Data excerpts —
--*--
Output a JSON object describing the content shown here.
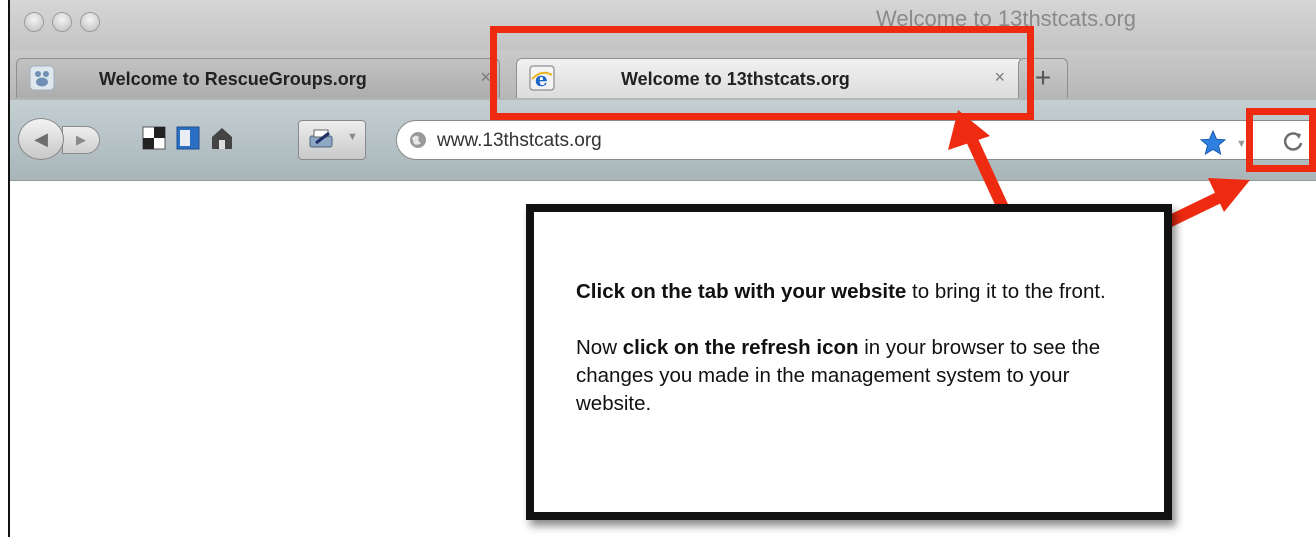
{
  "window": {
    "title": "Welcome to 13thstcats.org"
  },
  "tabs": [
    {
      "label": "Welcome to RescueGroups.org",
      "close": "×",
      "favicon": "paw-favicon-icon"
    },
    {
      "label": "Welcome to 13thstcats.org",
      "close": "×",
      "favicon": "ie-favicon-icon",
      "active": true
    }
  ],
  "new_tab": {
    "label": "+"
  },
  "toolbar": {
    "back_label": "◀",
    "forward_label": "▶",
    "address": "www.13thstcats.org",
    "icons": [
      "back-icon",
      "forward-icon",
      "panel-icon-1",
      "panel-icon-2",
      "house-icon",
      "print-icon",
      "globe-icon",
      "star-icon",
      "reload-icon"
    ]
  },
  "callout": {
    "line1_bold": "Click on the tab with your website",
    "line1_rest": " to bring it to the front.",
    "line2_pre": "Now ",
    "line2_bold": "click on the refresh icon",
    "line2_rest": " in your browser to see the changes you made in the management system to your website."
  },
  "colors": {
    "highlight": "#ee2a10",
    "star": "#2f7fe0",
    "callout_border": "#111111"
  }
}
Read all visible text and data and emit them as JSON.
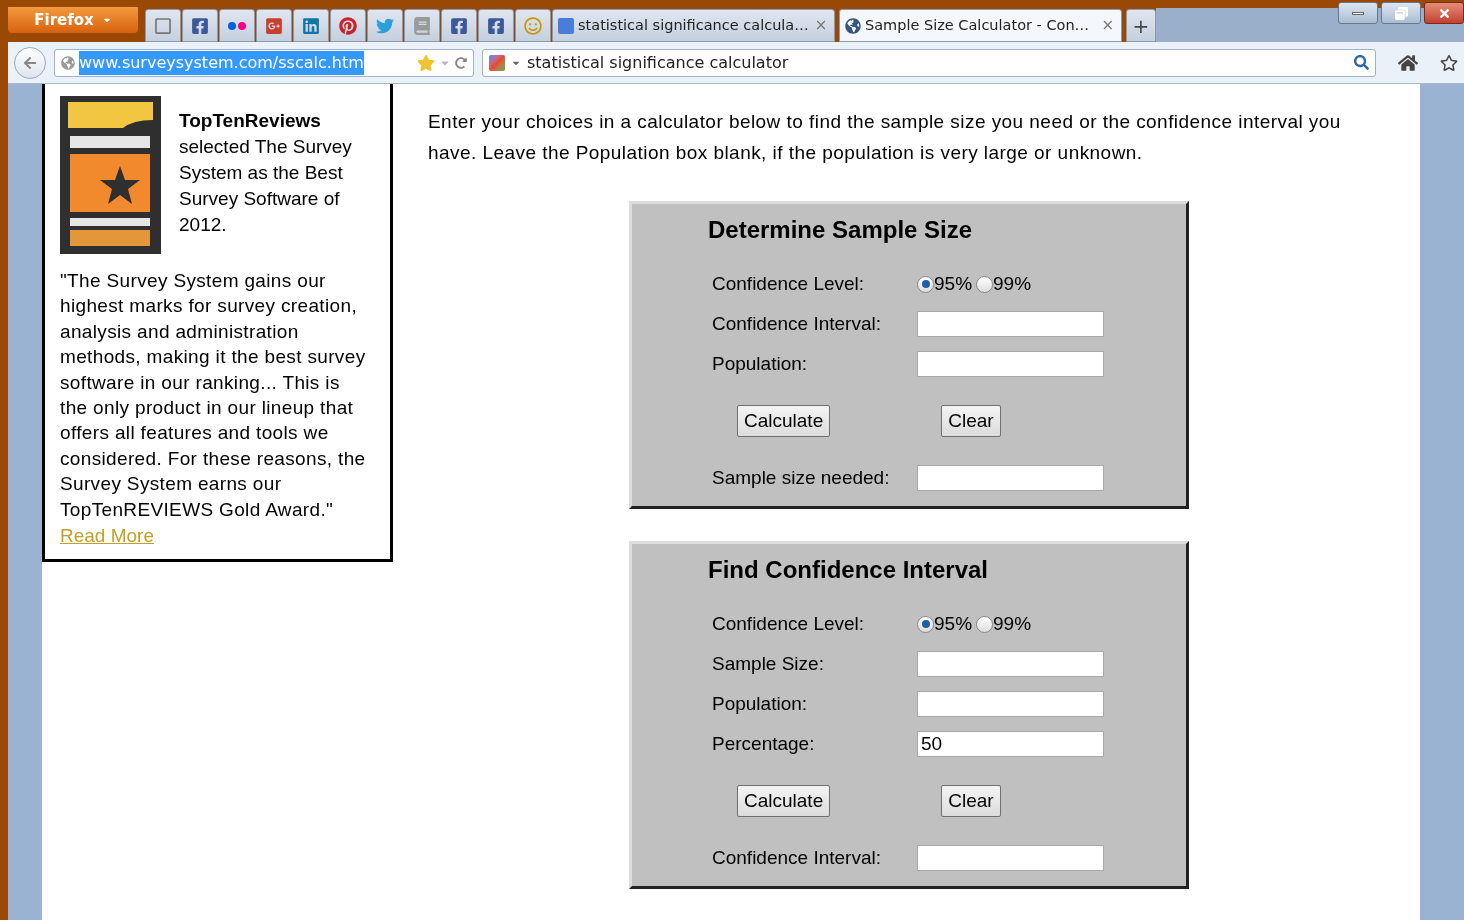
--*--
Your task — Your task is to retype all the entries exactly and leave out any pictures.

Output of the task —
Output a JSON object describing the content shown here.
{
  "window": {
    "title": "Welcome to 13thstcats.org"
  },
  "tabs": [
    {
      "label": "Welcome to RescueGroups.org",
      "close": "×",
      "favicon": "paw-favicon-icon"
    },
    {
      "label": "Welcome to 13thstcats.org",
      "close": "×",
      "favicon": "ie-favicon-icon",
      "active": true
    }
  ],
  "new_tab": {
    "label": "+"
  },
  "toolbar": {
    "back_label": "◀",
    "forward_label": "▶",
    "address": "www.13thstcats.org",
    "icons": [
      "back-icon",
      "forward-icon",
      "panel-icon-1",
      "panel-icon-2",
      "house-icon",
      "print-icon",
      "globe-icon",
      "star-icon",
      "reload-icon"
    ]
  },
  "callout": {
    "line1_bold": "Click on the tab with your website",
    "line1_rest": " to bring it to the front.",
    "line2_pre": "Now ",
    "line2_bold": "click on the refresh icon",
    "line2_rest": " in your browser to see the changes you made in the management system to your website."
  },
  "colors": {
    "highlight": "#ee2a10",
    "star": "#2f7fe0",
    "callout_border": "#111111"
  }
}
Read all visible text and data and emit them as JSON.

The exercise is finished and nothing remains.